__Your goal__. Copy out all lines in the data below containing the string "爱不释手".

__Material shown__.
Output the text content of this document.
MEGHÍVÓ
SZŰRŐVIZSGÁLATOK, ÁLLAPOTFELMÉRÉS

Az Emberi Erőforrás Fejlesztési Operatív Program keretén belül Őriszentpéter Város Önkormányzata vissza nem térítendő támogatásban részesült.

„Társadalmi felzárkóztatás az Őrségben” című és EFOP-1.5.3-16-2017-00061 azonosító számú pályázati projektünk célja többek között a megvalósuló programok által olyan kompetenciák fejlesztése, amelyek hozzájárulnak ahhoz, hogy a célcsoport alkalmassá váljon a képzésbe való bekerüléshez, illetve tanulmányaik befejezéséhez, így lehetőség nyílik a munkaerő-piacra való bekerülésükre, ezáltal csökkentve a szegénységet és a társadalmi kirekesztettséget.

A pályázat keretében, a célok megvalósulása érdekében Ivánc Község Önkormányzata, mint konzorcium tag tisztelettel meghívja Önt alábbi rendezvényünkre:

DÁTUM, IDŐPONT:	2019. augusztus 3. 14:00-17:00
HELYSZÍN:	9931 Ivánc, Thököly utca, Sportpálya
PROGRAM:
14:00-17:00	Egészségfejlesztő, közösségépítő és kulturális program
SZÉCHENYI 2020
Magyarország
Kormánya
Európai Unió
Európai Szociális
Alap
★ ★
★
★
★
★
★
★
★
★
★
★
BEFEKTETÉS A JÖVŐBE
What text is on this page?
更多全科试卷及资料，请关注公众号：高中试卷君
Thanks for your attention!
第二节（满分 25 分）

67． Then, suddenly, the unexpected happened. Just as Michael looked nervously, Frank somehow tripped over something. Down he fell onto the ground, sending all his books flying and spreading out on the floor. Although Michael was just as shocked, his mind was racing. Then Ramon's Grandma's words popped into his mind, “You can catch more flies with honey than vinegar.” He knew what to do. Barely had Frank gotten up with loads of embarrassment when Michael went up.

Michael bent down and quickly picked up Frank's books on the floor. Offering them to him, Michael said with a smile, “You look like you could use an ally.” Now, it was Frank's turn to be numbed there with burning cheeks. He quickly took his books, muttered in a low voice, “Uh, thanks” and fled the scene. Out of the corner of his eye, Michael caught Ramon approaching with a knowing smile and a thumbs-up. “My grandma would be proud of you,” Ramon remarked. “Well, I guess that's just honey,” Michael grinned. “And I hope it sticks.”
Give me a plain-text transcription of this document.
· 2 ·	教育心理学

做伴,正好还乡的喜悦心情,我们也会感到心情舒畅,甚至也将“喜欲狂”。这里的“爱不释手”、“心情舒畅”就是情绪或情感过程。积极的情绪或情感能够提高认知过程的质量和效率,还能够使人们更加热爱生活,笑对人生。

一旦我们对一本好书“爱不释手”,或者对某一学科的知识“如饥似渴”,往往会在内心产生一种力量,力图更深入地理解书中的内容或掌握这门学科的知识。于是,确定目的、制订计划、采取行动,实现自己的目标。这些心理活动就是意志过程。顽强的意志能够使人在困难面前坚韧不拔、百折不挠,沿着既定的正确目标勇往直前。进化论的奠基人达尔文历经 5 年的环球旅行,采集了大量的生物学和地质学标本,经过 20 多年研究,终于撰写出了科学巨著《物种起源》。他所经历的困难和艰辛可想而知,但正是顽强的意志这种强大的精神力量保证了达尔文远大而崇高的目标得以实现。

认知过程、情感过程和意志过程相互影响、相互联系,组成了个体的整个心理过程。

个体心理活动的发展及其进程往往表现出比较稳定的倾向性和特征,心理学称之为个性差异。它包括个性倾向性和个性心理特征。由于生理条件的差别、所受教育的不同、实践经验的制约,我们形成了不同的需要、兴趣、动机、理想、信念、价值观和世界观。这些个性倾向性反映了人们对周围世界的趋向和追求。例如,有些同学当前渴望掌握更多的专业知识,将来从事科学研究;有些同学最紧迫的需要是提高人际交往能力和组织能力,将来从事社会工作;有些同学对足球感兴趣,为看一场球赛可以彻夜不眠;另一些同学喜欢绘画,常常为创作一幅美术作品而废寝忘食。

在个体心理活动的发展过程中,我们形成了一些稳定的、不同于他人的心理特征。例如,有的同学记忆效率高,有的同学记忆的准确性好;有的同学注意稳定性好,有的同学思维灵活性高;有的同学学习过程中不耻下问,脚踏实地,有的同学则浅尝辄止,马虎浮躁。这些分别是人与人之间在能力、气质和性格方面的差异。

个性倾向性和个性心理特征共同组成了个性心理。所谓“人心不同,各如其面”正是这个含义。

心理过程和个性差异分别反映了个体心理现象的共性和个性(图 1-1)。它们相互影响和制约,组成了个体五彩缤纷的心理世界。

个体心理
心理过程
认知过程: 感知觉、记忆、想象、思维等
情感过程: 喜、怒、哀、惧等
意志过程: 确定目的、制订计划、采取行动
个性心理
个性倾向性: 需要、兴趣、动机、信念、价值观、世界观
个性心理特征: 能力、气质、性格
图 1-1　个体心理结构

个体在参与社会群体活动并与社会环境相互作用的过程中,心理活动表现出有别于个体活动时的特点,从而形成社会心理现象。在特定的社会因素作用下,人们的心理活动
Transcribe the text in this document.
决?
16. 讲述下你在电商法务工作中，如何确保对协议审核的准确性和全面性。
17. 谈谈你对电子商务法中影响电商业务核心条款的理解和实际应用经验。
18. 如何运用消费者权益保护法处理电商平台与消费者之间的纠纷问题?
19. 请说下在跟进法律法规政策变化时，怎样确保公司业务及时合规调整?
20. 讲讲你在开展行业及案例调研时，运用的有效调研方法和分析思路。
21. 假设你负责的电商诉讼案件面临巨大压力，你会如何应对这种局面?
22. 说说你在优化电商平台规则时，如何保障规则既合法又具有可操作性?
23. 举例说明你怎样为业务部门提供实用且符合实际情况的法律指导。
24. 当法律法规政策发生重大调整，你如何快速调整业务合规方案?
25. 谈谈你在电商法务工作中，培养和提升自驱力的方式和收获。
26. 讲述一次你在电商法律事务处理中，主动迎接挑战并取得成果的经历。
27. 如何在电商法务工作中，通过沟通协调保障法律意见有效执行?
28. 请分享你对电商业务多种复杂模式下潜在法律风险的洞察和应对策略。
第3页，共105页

__The completed task__.
做伴,正好还乡的喜悦心情,我们也会感到心情舒畅,甚至也将“喜欲狂”。这里的“爱不释手”、“心情舒畅”就是情绪或情感过程。积极的情绪或情感能够提高认知过程的质量和效率,还能够使人们更加热爱生活,笑对人生。
一旦我们对一本好书“爱不释手”,或者对某一学科的知识“如饥似渴”,往往会在内心产生一种力量,力图更深入地理解书中的内容或掌握这门学科的知识。于是,确定目的、制订计划、采取行动,实现自己的目标。这些心理活动就是意志过程。顽强的意志能够使人在困难面前坚韧不拔、百折不挠,沿着既定的正确目标勇往直前。进化论的奠基人达尔文历经 5 年的环球旅行,采集了大量的生物学和地质学标本,经过 20 多年研究,终于撰写出了科学巨著《物种起源》。他所经历的困难和艰辛可想而知,但正是顽强的意志这种强大的精神力量保证了达尔文远大而崇高的目标得以实现。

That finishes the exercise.